原文:
発達障害とカサンドラ症候群

兄の話と療育の話


昨年、兄が亡くなりました。

 
以前、兄について書いていたのですが、数年の間に、兄は発達障害だと言い切れるくらいの出来事が多々あり、
 
母が脳梗塞の再発で入院して、そのまま施設に入ったとき、
 
兄は一人で生きていけるんだろうか?(たぶん、無理)
 
そう思っていました。
 
母が施設に入ってからは、たまに叔母から兄の生存確認の連絡がきたり、母の施設から兄と連絡が取れないと電話がかかってきたりしていました。
 
ケータイ代が払えていないだけでしょう。
 
これしか言えませんでした。
 
本当に兄に何かあったときには、病院か警察から連絡が来る。
 
と思っていました。
 
周りから冷たいと言われても、二人きりの兄妹なのにと言われても、私が兄の人生と生活を背負うことは出来ません。
 
私は私の生活を守るために、全力で兄と距離を置いていました。

(データセットの記録)
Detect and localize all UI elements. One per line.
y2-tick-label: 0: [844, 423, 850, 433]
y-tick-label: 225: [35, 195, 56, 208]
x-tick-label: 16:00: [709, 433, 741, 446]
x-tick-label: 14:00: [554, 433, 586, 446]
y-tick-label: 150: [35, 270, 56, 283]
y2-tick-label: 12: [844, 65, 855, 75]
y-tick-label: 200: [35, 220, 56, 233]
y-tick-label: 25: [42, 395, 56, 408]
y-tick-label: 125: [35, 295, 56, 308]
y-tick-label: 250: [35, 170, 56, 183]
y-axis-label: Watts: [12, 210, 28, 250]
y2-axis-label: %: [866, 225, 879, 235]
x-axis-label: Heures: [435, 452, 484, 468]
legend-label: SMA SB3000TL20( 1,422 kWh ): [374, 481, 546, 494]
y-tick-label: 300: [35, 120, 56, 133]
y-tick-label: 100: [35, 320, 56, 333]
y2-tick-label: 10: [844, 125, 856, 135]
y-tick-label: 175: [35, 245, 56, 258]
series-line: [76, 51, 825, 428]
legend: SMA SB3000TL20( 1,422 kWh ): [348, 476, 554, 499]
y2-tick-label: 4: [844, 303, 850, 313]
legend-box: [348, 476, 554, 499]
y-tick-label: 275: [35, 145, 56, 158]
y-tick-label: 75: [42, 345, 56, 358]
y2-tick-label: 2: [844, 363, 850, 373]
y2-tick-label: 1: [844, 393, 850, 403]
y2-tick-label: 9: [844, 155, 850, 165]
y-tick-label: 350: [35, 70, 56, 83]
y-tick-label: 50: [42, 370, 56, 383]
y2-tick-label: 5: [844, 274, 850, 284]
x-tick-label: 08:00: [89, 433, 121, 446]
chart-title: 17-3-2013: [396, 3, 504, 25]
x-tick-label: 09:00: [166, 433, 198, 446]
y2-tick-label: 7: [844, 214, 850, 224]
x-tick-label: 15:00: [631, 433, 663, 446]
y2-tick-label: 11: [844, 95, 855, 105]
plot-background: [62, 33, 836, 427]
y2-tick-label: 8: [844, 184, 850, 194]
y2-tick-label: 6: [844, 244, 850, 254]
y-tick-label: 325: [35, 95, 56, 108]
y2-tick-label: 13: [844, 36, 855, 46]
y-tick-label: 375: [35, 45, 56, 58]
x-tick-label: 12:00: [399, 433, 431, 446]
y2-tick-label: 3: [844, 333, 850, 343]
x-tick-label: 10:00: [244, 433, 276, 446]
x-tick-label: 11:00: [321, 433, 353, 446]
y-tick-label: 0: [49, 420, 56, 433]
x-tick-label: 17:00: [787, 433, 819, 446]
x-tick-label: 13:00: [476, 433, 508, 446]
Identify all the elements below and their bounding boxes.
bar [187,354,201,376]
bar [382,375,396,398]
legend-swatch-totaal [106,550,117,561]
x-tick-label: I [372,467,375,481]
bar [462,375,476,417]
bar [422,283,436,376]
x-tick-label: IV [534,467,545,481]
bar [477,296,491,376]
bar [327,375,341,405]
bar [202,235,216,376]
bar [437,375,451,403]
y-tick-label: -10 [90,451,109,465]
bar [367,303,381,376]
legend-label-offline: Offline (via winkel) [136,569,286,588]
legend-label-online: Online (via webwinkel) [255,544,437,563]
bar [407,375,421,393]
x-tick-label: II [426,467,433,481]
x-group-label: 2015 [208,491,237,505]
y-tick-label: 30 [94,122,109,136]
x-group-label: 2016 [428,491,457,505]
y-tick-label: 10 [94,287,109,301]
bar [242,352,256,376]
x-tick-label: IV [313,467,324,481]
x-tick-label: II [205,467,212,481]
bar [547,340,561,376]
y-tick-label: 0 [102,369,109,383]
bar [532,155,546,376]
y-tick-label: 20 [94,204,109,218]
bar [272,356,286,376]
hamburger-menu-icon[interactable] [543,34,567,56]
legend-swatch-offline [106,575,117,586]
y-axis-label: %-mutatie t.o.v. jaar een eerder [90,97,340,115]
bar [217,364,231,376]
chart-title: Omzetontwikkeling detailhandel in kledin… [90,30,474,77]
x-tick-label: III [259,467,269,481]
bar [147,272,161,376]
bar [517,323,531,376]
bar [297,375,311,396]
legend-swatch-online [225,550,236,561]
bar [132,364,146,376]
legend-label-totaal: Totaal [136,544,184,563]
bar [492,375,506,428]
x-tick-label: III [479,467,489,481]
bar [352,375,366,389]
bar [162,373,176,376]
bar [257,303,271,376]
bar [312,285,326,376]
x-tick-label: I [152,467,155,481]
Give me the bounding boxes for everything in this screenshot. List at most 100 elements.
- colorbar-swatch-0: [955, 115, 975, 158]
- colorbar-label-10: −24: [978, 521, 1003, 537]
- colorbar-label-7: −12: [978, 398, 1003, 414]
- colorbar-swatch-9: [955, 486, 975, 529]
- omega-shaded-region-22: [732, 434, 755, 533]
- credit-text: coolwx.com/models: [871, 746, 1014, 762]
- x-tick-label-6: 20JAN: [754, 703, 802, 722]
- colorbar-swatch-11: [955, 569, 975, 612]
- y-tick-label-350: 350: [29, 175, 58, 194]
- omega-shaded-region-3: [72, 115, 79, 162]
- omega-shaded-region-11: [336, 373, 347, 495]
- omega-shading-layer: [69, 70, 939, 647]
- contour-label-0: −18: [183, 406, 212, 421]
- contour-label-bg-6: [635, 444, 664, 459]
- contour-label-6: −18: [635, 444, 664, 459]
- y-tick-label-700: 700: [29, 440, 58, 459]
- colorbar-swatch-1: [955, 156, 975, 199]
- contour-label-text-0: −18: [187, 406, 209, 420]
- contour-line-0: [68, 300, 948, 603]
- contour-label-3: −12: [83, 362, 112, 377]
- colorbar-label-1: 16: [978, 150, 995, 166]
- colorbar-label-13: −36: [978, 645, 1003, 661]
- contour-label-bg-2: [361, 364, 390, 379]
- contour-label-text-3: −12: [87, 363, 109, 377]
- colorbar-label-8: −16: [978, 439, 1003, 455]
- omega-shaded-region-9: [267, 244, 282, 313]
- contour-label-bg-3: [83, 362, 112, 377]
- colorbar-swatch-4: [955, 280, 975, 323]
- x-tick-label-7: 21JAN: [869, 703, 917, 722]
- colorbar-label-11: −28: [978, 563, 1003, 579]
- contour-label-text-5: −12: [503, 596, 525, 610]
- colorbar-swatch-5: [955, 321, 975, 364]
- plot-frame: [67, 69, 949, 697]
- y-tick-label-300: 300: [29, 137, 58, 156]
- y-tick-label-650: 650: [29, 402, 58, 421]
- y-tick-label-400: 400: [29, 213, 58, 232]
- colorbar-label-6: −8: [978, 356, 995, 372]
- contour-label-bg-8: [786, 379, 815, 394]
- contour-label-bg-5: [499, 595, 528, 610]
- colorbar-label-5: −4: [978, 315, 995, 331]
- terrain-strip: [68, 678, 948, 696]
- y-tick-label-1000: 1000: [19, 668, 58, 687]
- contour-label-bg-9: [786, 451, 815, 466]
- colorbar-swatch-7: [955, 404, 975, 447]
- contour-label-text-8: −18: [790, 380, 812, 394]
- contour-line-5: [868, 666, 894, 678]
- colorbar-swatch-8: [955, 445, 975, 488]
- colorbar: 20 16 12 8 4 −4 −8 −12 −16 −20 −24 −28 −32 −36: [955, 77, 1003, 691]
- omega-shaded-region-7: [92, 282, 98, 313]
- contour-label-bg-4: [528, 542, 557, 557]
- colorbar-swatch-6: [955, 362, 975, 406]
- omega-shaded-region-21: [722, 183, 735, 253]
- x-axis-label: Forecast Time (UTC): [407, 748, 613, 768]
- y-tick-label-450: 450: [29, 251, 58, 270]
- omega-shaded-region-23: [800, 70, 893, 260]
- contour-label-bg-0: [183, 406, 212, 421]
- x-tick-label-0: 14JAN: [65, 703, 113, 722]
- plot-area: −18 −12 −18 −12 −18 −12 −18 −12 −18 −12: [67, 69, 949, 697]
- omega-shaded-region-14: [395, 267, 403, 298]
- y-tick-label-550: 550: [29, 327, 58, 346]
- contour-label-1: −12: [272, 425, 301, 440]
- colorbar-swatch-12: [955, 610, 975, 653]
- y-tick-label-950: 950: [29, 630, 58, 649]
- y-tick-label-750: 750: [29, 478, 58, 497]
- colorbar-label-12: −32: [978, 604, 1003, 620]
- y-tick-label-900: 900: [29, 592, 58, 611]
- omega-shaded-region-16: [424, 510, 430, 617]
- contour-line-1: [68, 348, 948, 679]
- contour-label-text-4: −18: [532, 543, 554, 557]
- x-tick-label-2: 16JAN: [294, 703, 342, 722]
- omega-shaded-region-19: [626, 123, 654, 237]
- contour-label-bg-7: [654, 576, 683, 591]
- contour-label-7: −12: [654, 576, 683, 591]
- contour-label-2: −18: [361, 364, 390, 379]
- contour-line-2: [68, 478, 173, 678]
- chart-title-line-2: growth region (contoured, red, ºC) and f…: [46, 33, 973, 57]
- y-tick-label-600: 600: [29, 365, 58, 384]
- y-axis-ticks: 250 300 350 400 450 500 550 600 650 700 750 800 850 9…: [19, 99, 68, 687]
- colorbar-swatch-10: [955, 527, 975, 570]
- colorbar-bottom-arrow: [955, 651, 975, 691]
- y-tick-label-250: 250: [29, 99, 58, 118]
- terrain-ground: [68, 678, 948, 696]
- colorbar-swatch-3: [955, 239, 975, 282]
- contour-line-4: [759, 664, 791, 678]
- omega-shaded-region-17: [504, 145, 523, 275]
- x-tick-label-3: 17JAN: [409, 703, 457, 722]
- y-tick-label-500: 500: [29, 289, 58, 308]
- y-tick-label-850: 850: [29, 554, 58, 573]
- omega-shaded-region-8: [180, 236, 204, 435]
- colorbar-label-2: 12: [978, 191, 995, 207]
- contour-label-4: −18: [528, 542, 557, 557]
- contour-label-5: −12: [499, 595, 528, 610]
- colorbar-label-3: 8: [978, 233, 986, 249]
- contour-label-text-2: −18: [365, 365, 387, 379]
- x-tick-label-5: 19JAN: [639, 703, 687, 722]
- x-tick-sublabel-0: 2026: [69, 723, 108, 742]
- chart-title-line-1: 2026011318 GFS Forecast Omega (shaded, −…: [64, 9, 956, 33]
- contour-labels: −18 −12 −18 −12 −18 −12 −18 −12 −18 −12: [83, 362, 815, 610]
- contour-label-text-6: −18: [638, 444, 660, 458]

課題一覧:
**a)** 兄についての文章を読み、次の問いにそれぞれ答えよ。
(i) 母が入院したのは何の再発のためか。
(ii) 母の施設からはどのような電話がかかってきたか。
(iii) 兄に本当に何かあったとき、筆者はどこから連絡が来ると思っていたか。
**b)** 兄についての文章から、兄のことで筆者に連絡をしてきた相手と、連絡をしてくると筆者が考えていた相手をすべて挙げよ。
**c)** 兄についての文章を、最後の文の後から書き継げ。
記録はこの課題とは無関係である。

課題別の解答:
**a)**
(i) 脳梗塞
(ii) 兄と連絡が取れないという電話
(iii) 病院か警察

**b)** 叔母、母の施設、病院、警察

**c)**
 
だから、警察から「○○さんがご自宅で・・・」と連絡があったときには驚きませんでした。
 
孤独死でした。
 
やっぱりこうなったのかと思いました。
 
異変を感じて家に入った警察の方から聞いた話によると、実家はゴミ屋敷になっていたそうです。
 
片付けが出来ないのはADHDの特性です。
 
親戚からは、兄がお金を借りに来ていたと聞きました。
 
知り合いからの借金は母がしていたことです。
 
母はお金に困ると、私に連絡をしてきていました。
 
友人にも借りに行っていました。
 
その母の姿を兄が見ていて、お金に困ったらそうすればいいと兄は学習してしまったのですね。
 
歪んだ認知です。
 
最後は色々な理由で車を所有していなかったので、亡くなる数日前に、近所に食べ物をもらいに行ったそうです。
 
田舎の「車がなければ生活が出来ない」という考えが更に認知を歪ませたのかも知れませんが、「私なら」自転車で仕事に通うか、どうにもならなければ役所に駆け込んでいたと思います。
 
実家から歩いて30分、自転車で15分のところに役所があります。
 
ですが、兄にはその知恵がありませんでした。
 
親のせいにするわけではありませんが、寿命がそれで延びるわけでもありませんが、
 
親が兄の特性を理解して、きちんと教えていれば、兄の選択や生き方も変わっていただろうと思っています。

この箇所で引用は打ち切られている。